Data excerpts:
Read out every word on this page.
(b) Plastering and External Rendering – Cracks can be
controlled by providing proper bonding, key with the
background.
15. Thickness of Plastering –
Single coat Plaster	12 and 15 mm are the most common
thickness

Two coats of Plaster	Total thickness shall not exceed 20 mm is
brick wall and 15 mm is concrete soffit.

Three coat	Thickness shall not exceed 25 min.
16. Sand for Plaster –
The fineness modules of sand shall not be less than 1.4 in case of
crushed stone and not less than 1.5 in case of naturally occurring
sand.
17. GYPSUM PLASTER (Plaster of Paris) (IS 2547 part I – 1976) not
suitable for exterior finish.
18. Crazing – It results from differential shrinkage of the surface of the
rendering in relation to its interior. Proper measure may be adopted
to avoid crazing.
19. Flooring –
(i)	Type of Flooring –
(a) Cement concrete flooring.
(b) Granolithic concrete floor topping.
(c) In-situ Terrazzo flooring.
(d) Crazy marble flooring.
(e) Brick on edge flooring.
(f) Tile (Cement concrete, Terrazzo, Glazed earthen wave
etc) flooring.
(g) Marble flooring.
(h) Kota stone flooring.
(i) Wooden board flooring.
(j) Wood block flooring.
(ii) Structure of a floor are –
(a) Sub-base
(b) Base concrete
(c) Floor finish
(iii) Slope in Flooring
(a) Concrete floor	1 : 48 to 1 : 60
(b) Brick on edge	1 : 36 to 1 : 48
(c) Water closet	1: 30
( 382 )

Your task: Gather all the lines that include the word "Plastering" and copy them out.

Exercise answer:
(b) Plastering and External Rendering – Cracks can be
15. Thickness of Plastering –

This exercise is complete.